§ **STATED EXERCISE**
In the data below, locate each line with the word "品質マニュアル" and list it.

§ **RECORDS FOR THE EXERCISE**
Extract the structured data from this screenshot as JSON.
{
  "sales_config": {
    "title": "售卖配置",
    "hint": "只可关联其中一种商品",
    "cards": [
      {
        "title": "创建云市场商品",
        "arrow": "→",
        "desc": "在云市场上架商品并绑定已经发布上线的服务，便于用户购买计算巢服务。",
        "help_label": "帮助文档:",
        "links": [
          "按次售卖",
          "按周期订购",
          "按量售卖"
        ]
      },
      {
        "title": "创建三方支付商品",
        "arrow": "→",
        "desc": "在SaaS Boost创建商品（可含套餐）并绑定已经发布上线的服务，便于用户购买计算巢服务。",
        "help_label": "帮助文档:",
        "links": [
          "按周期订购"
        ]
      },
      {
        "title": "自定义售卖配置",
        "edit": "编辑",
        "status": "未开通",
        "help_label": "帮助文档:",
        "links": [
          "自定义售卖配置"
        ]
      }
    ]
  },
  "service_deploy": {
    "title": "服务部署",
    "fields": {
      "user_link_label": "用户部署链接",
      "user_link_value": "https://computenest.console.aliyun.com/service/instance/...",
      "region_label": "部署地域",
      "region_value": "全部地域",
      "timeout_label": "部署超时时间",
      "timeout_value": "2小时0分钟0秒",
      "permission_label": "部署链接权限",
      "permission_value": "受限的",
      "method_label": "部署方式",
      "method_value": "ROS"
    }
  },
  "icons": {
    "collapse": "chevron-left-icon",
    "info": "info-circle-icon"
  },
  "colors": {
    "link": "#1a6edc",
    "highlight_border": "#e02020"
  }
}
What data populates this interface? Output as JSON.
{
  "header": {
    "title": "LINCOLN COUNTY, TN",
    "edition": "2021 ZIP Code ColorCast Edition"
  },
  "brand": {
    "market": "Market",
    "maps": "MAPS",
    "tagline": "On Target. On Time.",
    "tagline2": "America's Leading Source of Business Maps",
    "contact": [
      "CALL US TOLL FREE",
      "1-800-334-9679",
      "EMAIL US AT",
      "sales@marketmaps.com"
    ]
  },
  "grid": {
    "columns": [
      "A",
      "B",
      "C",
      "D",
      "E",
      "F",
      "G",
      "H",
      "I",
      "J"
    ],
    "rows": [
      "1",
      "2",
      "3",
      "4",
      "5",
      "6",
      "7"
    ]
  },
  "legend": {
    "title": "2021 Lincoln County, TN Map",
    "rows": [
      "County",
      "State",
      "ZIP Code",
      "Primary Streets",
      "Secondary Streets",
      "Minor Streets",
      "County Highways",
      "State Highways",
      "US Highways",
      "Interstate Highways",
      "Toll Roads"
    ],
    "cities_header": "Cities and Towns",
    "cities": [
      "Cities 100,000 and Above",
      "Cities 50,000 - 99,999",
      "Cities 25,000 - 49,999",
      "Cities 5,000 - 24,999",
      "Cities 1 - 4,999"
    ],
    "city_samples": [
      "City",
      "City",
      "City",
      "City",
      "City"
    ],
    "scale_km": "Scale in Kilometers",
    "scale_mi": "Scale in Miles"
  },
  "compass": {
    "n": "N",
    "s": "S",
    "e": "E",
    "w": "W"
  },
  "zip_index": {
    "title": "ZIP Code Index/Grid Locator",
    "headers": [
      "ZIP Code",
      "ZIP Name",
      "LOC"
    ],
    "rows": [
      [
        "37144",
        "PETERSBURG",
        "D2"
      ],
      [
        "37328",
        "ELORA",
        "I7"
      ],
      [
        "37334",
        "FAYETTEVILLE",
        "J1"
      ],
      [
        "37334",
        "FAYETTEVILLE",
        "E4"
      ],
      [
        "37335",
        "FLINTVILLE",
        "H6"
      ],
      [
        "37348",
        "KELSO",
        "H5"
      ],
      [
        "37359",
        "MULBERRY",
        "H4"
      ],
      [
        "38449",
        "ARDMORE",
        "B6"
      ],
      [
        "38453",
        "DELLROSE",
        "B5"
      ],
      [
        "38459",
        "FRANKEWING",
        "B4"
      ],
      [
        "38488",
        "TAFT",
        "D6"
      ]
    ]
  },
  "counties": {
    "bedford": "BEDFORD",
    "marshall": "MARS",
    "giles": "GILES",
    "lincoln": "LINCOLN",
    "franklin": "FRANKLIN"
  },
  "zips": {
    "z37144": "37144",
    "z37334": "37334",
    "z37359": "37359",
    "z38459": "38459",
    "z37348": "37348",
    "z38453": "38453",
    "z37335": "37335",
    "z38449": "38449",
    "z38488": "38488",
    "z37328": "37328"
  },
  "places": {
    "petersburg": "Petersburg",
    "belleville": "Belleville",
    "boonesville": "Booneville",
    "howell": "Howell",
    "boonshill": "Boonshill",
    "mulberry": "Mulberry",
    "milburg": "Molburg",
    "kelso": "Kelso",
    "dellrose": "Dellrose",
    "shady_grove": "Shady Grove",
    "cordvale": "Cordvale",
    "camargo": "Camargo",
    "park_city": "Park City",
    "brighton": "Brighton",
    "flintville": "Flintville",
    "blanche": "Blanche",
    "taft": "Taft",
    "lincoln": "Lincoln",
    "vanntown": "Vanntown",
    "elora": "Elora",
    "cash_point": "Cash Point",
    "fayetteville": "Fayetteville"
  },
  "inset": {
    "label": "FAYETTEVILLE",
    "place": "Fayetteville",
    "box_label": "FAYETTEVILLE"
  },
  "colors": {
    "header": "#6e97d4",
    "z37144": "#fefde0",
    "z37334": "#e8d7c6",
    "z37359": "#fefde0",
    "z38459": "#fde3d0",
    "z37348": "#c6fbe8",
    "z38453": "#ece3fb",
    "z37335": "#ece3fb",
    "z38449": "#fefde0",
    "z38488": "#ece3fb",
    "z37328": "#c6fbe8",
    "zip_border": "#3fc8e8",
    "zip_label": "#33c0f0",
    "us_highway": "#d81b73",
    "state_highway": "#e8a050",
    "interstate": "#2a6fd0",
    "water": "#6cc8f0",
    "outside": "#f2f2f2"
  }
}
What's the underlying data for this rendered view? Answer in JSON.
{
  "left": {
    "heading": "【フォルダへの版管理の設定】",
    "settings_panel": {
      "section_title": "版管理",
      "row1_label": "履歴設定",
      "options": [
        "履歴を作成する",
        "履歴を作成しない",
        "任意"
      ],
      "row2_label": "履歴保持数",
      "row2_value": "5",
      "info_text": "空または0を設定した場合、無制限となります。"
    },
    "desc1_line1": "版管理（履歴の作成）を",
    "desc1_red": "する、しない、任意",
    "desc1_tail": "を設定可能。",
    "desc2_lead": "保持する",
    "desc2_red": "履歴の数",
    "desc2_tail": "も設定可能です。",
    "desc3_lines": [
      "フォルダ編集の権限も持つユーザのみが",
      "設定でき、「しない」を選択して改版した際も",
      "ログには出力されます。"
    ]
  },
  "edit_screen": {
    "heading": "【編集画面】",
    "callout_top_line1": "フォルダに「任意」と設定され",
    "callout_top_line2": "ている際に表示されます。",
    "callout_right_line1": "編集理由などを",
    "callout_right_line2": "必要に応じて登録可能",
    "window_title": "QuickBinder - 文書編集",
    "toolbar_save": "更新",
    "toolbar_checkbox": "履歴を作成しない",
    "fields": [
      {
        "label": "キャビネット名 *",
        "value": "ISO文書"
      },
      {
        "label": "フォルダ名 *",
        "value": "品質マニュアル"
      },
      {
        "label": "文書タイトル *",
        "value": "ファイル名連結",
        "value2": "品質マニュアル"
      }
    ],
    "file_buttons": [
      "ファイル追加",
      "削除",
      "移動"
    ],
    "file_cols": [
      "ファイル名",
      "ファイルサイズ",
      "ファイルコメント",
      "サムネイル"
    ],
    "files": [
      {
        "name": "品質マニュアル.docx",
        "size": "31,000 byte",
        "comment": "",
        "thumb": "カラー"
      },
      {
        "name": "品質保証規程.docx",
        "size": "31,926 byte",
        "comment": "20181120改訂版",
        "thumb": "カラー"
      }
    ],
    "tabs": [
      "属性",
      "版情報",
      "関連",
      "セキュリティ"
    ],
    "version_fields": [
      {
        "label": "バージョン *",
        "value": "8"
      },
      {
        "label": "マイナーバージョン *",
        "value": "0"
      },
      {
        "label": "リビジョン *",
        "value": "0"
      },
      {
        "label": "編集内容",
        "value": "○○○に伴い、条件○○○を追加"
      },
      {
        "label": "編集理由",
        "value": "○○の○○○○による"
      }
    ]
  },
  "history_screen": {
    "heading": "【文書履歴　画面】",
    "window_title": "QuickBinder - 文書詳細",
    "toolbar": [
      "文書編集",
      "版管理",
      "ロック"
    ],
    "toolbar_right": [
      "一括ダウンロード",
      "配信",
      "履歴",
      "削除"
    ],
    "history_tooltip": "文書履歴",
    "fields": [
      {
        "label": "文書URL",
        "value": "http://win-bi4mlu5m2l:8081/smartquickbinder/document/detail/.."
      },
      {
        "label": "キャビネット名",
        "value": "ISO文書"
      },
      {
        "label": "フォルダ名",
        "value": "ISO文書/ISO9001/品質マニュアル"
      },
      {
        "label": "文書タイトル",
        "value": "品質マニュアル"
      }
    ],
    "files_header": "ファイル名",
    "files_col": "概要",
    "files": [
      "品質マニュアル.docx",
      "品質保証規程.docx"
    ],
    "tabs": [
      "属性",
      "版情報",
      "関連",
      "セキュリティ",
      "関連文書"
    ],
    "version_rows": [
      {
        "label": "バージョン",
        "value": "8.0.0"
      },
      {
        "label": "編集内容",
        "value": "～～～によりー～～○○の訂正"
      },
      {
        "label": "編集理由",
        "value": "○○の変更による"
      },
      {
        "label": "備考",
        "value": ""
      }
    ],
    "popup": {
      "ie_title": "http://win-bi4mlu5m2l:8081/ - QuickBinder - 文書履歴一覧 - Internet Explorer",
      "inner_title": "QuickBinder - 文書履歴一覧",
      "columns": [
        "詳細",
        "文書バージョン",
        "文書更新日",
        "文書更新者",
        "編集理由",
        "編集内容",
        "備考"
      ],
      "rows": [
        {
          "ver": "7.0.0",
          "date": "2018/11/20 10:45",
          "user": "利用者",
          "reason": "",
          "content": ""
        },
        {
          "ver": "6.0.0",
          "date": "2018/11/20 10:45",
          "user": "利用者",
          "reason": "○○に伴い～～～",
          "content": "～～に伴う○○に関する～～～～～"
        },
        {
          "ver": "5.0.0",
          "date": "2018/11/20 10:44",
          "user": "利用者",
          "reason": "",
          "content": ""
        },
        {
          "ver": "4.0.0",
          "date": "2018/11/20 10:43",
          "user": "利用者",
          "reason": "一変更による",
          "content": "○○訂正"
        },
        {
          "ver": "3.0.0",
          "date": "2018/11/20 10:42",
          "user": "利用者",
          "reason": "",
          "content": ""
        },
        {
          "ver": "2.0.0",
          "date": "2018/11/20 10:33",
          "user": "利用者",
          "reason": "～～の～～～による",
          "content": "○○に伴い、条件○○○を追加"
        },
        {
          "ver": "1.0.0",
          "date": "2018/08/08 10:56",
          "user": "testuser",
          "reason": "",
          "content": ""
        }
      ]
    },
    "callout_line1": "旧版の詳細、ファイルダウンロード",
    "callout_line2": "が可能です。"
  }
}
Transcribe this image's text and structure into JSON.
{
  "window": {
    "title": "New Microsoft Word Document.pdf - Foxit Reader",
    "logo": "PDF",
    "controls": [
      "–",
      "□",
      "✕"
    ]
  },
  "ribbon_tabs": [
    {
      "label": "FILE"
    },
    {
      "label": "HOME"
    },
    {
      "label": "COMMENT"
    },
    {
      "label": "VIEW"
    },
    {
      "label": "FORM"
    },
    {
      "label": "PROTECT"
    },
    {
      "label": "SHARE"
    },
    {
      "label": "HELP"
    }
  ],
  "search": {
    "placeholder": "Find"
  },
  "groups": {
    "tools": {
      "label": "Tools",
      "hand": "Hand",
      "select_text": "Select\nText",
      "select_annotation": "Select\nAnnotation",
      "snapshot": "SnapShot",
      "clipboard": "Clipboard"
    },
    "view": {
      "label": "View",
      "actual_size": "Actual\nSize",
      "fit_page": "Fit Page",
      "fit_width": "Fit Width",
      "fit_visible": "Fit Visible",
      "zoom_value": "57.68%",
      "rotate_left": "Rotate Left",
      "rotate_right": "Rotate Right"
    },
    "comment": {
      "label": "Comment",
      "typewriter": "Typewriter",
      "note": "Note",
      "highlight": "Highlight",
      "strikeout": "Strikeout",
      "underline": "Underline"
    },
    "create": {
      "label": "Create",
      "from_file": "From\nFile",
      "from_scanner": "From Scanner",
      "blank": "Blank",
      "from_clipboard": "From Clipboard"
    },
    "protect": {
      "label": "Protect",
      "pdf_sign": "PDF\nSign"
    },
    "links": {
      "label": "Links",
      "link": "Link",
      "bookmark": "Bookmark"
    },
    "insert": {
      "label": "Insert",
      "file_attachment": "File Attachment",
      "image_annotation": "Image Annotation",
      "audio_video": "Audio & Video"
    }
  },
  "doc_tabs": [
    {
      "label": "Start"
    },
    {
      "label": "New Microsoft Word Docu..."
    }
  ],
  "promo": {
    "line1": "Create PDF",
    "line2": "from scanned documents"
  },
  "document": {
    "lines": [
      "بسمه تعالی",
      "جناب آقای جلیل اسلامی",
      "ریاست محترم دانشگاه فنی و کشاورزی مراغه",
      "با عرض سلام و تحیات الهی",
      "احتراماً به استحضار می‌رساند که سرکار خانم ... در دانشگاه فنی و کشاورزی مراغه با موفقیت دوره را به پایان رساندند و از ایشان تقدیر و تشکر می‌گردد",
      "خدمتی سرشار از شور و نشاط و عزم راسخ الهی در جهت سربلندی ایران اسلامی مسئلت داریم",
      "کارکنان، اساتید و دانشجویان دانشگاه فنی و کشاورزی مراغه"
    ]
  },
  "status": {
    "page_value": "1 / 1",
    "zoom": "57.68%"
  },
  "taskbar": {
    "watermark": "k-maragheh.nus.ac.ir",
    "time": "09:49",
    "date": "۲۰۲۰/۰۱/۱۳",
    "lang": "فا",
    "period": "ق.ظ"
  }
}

§ **SOLUTION FOR THIS EXERCISE**
        "value": "品質マニュアル"
        "value2": "品質マニュアル"
        "name": "品質マニュアル.docx",
        "value": "ISO文書/ISO9001/品質マニュアル"
        "value": "品質マニュアル"
      "品質マニュアル.docx",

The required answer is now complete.